**YOUR INSTRUCTIONS**
Leave out pictures; repeat exactly the lines from the "Convert this document image to plain text." line through the last of the data below.

**SUPPLIED DATA**
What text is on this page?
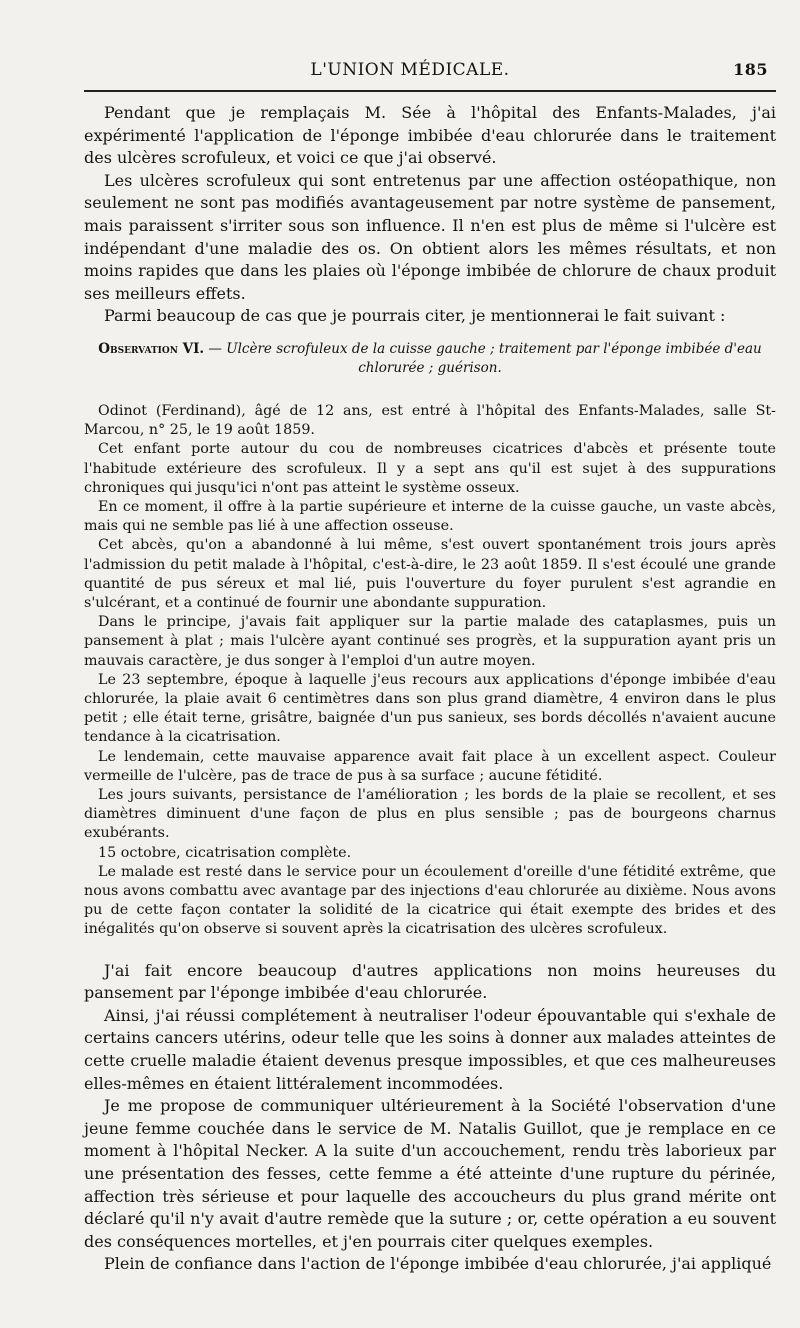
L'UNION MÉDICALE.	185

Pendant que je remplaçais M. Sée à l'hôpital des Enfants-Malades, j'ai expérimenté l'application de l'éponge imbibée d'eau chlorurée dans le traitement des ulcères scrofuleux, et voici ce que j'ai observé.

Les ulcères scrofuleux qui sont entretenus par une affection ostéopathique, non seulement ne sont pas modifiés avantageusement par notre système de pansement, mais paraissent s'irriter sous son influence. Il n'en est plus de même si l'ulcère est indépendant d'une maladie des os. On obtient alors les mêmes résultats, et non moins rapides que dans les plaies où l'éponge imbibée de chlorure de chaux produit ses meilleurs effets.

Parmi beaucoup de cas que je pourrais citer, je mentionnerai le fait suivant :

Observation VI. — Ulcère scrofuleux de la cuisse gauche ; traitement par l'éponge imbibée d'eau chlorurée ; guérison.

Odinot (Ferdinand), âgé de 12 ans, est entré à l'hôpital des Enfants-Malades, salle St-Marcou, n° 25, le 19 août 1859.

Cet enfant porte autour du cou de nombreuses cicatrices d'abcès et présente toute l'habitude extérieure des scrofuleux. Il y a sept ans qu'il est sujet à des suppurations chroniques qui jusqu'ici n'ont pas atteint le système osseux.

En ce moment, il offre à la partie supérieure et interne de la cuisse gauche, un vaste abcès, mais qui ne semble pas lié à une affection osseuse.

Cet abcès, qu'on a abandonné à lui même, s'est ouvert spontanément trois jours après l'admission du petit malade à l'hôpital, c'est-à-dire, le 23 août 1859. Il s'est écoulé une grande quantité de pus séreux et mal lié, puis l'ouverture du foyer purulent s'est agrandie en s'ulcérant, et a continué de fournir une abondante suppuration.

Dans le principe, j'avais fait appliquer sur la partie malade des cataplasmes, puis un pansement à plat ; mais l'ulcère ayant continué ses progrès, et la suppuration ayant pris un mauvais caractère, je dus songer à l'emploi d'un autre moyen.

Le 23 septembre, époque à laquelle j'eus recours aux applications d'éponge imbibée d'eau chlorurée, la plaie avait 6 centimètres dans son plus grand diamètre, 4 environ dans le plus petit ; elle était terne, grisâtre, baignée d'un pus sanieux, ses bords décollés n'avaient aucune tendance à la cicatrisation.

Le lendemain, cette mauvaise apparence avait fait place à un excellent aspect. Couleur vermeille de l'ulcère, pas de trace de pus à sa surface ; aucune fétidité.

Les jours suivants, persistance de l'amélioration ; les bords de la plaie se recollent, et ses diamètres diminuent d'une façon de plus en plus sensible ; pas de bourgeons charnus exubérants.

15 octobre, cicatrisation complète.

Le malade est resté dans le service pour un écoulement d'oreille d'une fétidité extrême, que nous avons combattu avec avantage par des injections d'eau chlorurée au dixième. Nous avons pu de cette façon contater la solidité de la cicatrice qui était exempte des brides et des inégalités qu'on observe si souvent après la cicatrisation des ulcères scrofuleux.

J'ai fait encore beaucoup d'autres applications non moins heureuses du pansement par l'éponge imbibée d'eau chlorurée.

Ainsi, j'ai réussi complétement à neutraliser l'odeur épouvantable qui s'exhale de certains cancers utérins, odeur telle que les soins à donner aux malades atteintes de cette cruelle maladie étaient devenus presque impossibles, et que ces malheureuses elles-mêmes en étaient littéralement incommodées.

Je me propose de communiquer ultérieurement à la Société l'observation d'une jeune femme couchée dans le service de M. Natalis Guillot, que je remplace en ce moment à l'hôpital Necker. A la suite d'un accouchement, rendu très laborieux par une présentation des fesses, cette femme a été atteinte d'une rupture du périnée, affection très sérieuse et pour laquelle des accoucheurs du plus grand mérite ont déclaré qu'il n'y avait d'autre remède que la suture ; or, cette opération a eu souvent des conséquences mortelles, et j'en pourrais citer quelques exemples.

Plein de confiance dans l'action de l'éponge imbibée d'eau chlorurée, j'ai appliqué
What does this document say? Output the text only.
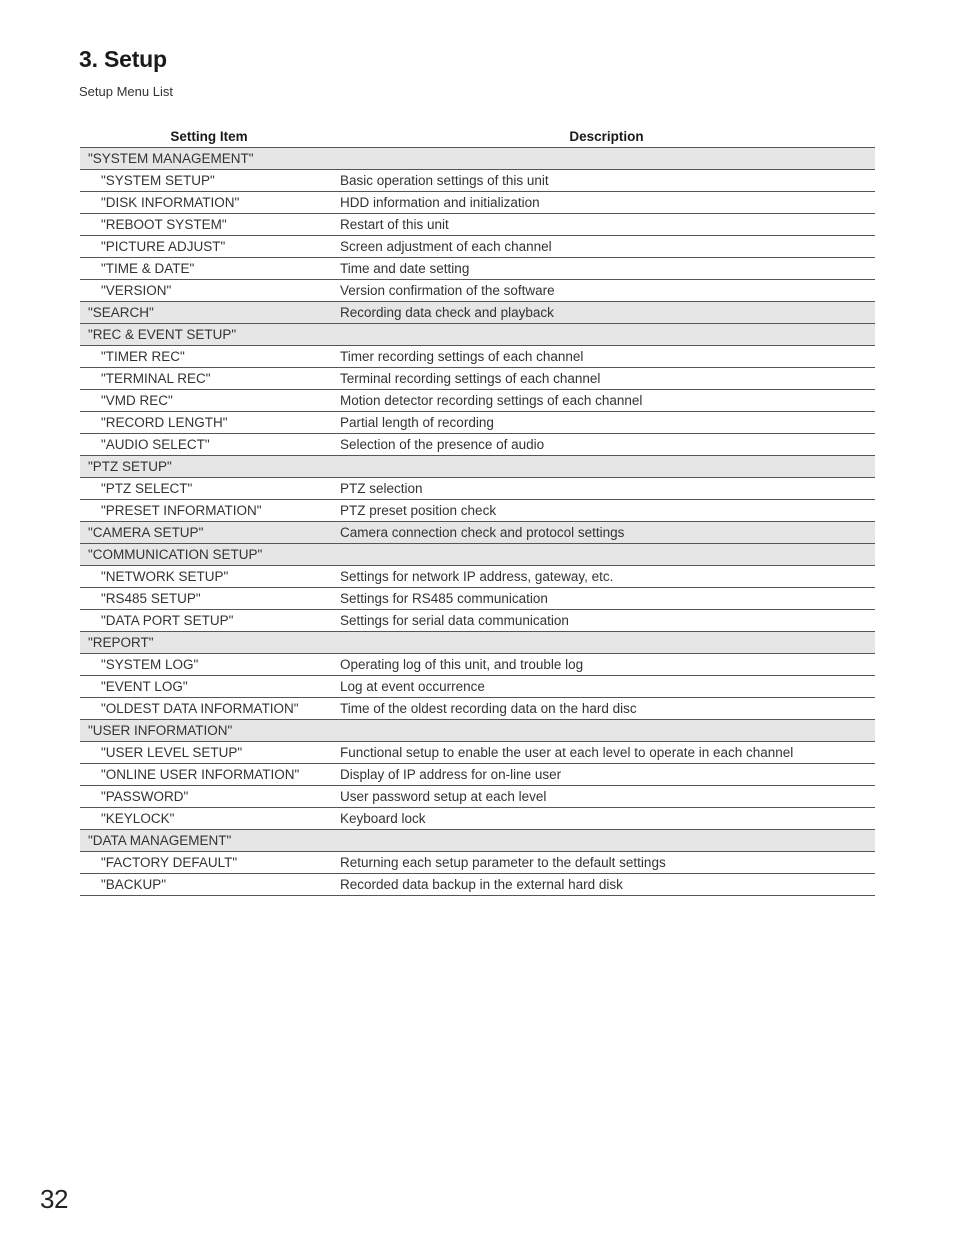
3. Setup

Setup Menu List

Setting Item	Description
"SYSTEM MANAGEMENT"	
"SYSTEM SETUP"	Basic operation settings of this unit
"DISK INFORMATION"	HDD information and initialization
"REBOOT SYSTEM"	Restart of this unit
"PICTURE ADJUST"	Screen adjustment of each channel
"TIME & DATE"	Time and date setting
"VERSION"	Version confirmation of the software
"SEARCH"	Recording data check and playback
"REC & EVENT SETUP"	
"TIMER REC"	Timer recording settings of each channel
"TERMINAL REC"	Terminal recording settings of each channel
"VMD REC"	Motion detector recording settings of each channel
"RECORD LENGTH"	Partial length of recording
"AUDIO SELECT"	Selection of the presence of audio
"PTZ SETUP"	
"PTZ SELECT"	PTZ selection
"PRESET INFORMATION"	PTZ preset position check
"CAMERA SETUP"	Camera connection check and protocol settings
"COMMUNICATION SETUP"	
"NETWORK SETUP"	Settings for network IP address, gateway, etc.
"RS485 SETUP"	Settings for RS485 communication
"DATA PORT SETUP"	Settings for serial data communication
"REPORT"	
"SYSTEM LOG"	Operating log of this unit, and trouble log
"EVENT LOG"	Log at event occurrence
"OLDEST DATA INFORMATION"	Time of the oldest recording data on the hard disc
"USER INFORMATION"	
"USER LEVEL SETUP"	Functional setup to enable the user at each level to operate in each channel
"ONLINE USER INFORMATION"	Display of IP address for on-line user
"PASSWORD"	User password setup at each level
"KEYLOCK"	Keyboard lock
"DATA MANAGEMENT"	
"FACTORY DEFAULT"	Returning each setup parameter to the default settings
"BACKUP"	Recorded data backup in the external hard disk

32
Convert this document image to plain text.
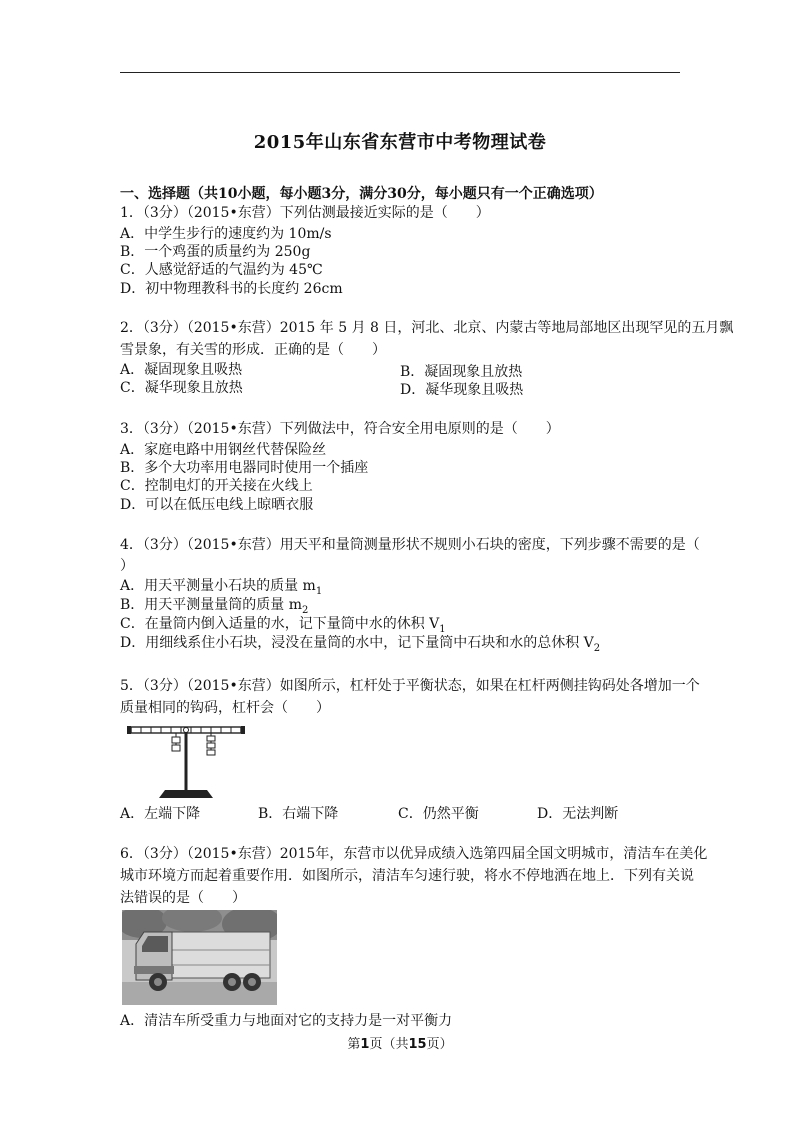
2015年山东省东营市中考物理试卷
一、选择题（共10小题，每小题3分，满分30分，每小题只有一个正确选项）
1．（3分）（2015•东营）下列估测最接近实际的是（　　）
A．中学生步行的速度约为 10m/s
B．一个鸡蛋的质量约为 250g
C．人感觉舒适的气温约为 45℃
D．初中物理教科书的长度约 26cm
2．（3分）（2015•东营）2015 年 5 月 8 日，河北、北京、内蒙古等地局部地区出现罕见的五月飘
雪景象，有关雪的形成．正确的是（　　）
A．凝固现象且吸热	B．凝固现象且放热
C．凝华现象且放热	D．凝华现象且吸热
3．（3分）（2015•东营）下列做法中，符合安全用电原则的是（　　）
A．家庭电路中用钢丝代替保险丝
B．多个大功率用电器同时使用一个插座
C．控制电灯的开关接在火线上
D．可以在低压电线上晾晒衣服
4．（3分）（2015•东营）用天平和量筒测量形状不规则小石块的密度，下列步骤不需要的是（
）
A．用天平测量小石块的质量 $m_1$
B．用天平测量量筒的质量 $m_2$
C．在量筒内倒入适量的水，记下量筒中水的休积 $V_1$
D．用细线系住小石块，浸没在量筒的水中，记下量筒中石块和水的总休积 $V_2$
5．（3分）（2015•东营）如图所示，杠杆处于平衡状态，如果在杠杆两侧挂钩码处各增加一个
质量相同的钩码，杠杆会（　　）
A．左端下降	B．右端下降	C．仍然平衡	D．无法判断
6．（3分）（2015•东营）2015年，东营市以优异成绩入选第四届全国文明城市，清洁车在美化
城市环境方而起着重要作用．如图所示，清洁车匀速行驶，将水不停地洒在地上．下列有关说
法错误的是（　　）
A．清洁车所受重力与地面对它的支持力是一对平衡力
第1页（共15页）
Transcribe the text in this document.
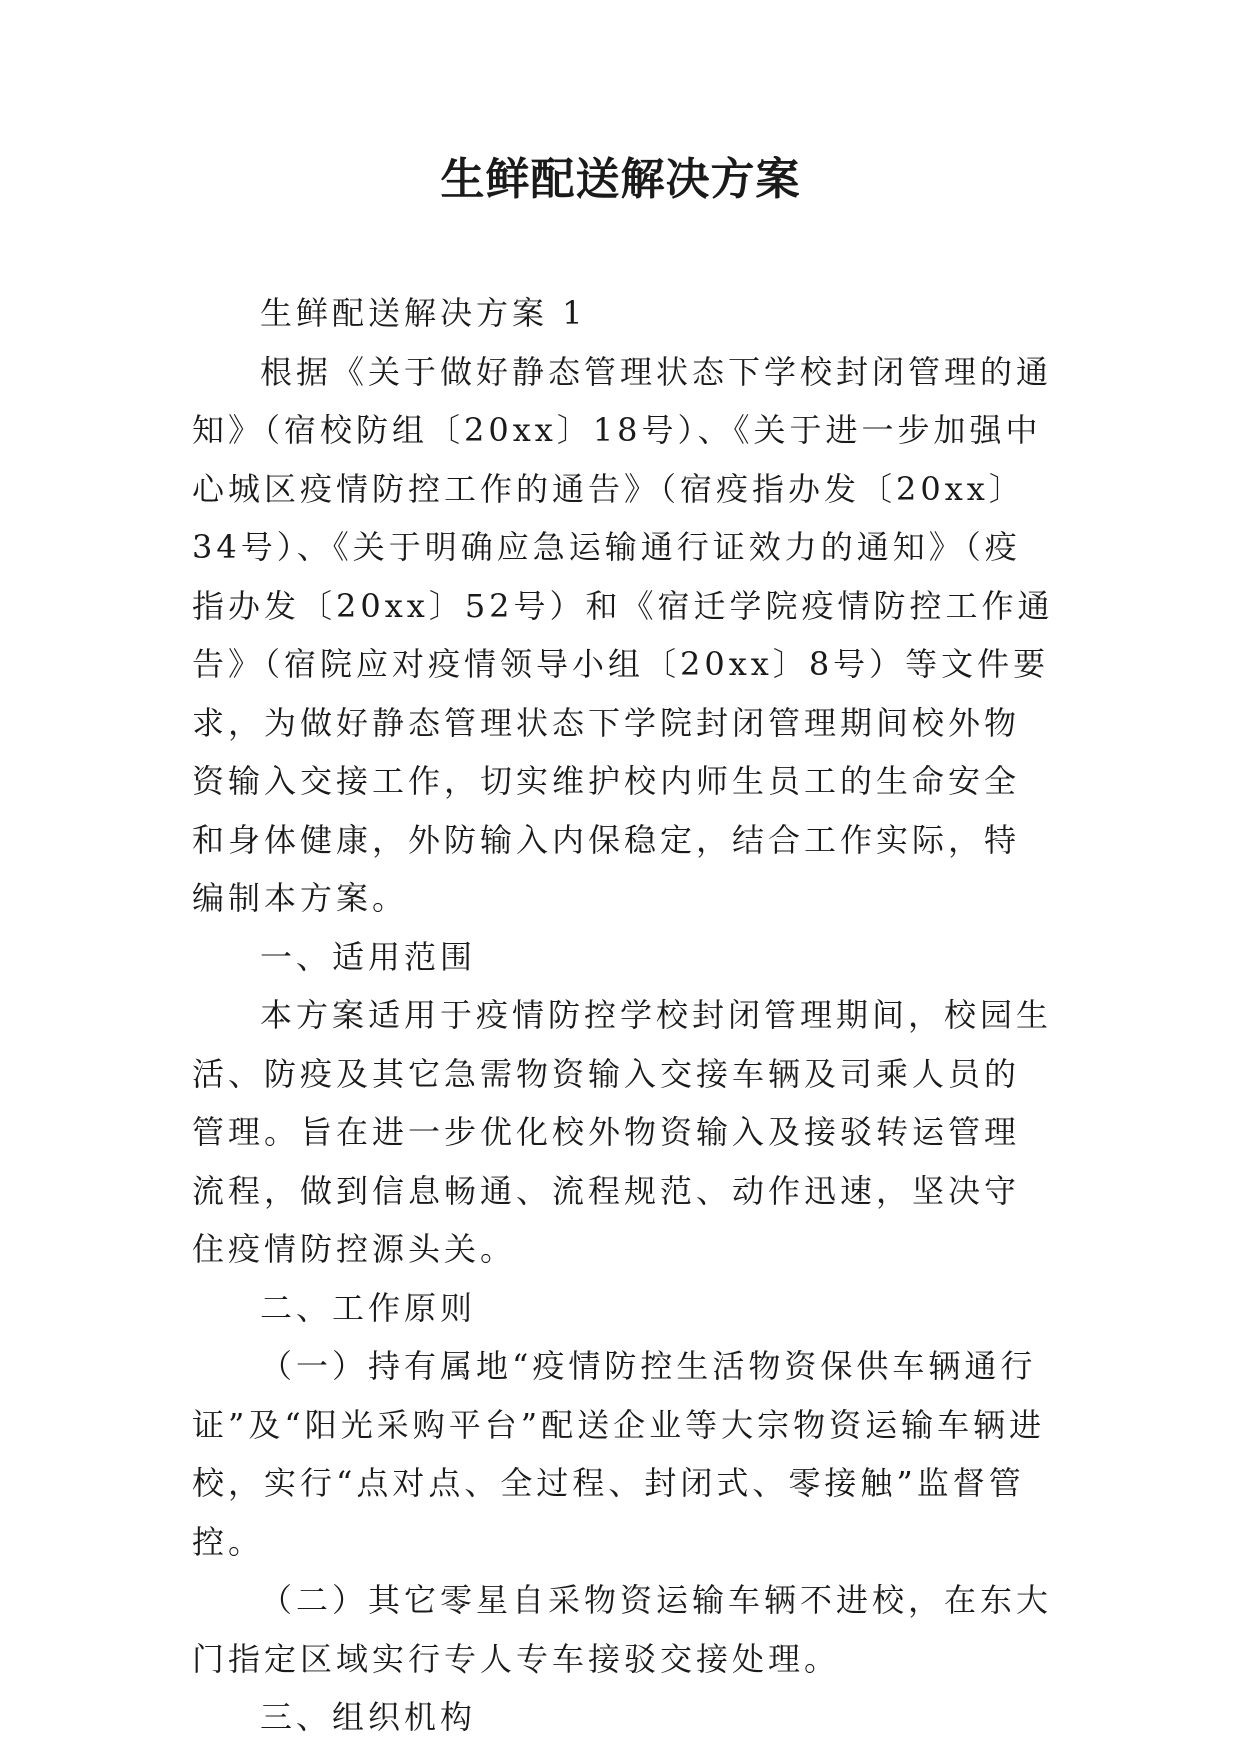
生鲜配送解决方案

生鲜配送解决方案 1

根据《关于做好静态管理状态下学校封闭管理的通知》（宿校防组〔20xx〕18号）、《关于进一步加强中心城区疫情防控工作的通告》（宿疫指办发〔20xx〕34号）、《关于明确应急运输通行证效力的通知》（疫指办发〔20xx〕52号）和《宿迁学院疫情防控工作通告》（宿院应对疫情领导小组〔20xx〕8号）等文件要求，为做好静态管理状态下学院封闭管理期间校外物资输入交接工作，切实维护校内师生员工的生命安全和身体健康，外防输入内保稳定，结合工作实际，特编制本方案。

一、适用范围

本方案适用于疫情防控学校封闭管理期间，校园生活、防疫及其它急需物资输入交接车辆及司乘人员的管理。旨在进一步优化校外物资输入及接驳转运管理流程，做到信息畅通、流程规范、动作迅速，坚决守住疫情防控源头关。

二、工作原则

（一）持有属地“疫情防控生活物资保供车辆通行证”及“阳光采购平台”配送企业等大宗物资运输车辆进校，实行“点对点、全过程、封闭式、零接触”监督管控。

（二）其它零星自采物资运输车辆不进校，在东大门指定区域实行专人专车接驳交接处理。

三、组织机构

**TASK RESPONSE**
Convert this document image to plain text.
2015年山东省东营市中考物理试卷
一、选择题（共10小题，每小题3分，满分30分，每小题只有一个正确选项）
1．（3分）（2015•东营）下列估测最接近实际的是（　　）
A．中学生步行的速度约为 10m/s
B．一个鸡蛋的质量约为 250g
C．人感觉舒适的气温约为 45℃
D．初中物理教科书的长度约 26cm
2．（3分）（2015•东营）2015 年 5 月 8 日，河北、北京、内蒙古等地局部地区出现罕见的五月飘
雪景象，有关雪的形成．正确的是（　　）
A．凝固现象且吸热	B．凝固现象且放热
C．凝华现象且放热	D．凝华现象且吸热
3．（3分）（2015•东营）下列做法中，符合安全用电原则的是（　　）
A．家庭电路中用钢丝代替保险丝
B．多个大功率用电器同时使用一个插座
C．控制电灯的开关接在火线上
D．可以在低压电线上晾晒衣服
4．（3分）（2015•东营）用天平和量筒测量形状不规则小石块的密度，下列步骤不需要的是（
）
A．用天平测量小石块的质量 $m_1$
B．用天平测量量筒的质量 $m_2$
C．在量筒内倒入适量的水，记下量筒中水的休积 $V_1$
D．用细线系住小石块，浸没在量筒的水中，记下量筒中石块和水的总休积 $V_2$
5．（3分）（2015•东营）如图所示，杠杆处于平衡状态，如果在杠杆两侧挂钩码处各增加一个
质量相同的钩码，杠杆会（　　）
A．左端下降	B．右端下降	C．仍然平衡	D．无法判断
6．（3分）（2015•东营）2015年，东营市以优异成绩入选第四届全国文明城市，清洁车在美化
城市环境方而起着重要作用．如图所示，清洁车匀速行驶，将水不停地洒在地上．下列有关说
法错误的是（　　）
A．清洁车所受重力与地面对它的支持力是一对平衡力
第1页（共15页）
Transcribe the text in this document.
生鲜配送解决方案

生鲜配送解决方案 1

根据《关于做好静态管理状态下学校封闭管理的通知》（宿校防组〔20xx〕18号）、《关于进一步加强中心城区疫情防控工作的通告》（宿疫指办发〔20xx〕34号）、《关于明确应急运输通行证效力的通知》（疫指办发〔20xx〕52号）和《宿迁学院疫情防控工作通告》（宿院应对疫情领导小组〔20xx〕8号）等文件要求，为做好静态管理状态下学院封闭管理期间校外物资输入交接工作，切实维护校内师生员工的生命安全和身体健康，外防输入内保稳定，结合工作实际，特编制本方案。

一、适用范围

本方案适用于疫情防控学校封闭管理期间，校园生活、防疫及其它急需物资输入交接车辆及司乘人员的管理。旨在进一步优化校外物资输入及接驳转运管理流程，做到信息畅通、流程规范、动作迅速，坚决守住疫情防控源头关。

二、工作原则

（一）持有属地“疫情防控生活物资保供车辆通行证”及“阳光采购平台”配送企业等大宗物资运输车辆进校，实行“点对点、全过程、封闭式、零接触”监督管控。

（二）其它零星自采物资运输车辆不进校，在东大门指定区域实行专人专车接驳交接处理。

三、组织机构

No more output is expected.